News Analysis: Although consumer electronics offers some of the most innovative technology available, making it part of your business could be a problem. But only if you don't plan ahead.
You've seen it happen dozens of times. One of your business
buddies shows up with the latest gadget from the Best Buy ad over the weekend,
and now he wants to use it at work. It might be a new smartphone, an external
hard disk or even a personal wireless access point, but whatever it is, it's
not something that has been approved to work in your business.
Normally you wouldn't care, but as an IT administrator, you
have to listen to your buddy gripe about how awful it is that the evil network
folks won't let him just plug and play. Surely there's a way around this,
right? The answer, of course, is maybe.
The secret to living with the inexorable incursion of
consumer technology is to embrace what's good, control what's risky and educate
people about those things that really are unsuitable for use in the office. But
it's important to know that most companies can benefit from the innovations in
consumer electronics as long as you're prepared.
Being prepared can mean a lot of things when it comes to
allowing consumer technology to exist within your company. In addition to
education, it can mean adopting the right policies so the technology can be
integrated safely, and it can mean not sticking with outmoded practices that
effectively drive your employees to use their own consumer products instead of
what you provide for the enterprise.

=======

● Exercise goal
In the article on consumer electronics at work, what is named as the secret to living with the incursion of consumer technology?

=======

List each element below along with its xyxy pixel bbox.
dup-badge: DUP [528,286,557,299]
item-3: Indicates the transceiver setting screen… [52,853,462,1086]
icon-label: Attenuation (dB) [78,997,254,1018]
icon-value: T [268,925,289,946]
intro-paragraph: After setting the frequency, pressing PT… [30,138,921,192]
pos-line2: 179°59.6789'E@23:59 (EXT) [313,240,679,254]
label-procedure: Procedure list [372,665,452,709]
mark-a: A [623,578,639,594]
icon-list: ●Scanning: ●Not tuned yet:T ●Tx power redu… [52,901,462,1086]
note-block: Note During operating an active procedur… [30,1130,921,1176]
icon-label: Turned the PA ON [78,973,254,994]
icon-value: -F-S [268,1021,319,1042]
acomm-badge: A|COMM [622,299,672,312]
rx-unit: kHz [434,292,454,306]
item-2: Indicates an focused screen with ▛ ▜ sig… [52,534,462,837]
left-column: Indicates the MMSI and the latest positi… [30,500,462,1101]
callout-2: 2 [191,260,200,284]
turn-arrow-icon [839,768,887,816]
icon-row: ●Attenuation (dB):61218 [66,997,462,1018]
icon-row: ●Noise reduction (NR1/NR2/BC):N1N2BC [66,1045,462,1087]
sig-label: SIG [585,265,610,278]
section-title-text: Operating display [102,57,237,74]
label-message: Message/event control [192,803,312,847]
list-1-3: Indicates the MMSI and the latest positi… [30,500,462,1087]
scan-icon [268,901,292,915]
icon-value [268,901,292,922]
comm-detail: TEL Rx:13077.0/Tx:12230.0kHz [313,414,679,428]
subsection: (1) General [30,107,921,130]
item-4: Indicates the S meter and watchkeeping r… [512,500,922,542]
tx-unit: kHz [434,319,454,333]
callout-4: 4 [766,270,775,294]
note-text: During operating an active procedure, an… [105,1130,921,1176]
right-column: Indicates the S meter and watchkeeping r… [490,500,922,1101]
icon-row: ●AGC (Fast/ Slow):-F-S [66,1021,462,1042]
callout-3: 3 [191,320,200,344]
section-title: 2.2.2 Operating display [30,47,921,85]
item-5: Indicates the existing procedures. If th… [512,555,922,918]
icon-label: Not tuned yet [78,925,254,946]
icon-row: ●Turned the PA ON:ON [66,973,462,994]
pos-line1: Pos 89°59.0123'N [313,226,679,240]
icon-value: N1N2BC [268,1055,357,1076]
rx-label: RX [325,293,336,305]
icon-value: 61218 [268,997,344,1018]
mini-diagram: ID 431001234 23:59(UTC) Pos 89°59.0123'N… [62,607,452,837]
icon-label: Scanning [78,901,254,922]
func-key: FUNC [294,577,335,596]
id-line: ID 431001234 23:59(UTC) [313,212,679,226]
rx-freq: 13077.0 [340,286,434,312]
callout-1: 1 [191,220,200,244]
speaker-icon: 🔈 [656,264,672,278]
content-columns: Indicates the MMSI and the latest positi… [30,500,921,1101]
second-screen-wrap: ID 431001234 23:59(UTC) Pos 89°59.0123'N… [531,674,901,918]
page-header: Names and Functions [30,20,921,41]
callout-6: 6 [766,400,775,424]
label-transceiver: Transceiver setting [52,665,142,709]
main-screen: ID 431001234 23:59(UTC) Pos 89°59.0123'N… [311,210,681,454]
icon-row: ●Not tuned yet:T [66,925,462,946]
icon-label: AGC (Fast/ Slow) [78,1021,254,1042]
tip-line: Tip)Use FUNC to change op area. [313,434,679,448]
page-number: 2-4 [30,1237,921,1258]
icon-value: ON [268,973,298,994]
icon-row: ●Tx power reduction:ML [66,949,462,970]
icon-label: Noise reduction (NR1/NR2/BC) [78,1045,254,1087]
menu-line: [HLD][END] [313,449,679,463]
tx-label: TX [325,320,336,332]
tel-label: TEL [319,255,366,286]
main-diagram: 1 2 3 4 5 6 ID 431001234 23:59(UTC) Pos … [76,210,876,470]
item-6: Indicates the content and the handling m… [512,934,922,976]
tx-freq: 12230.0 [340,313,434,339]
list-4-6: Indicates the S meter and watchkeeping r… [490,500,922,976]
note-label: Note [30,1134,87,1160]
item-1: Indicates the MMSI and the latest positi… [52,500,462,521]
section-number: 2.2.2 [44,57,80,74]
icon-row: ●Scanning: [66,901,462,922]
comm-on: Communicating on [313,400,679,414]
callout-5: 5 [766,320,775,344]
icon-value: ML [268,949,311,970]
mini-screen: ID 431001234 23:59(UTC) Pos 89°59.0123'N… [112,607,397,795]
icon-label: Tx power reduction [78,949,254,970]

=======

● Worked answer
Embrace what's good, control what's risky and educate people about the things that really are unsuitable for use in the office.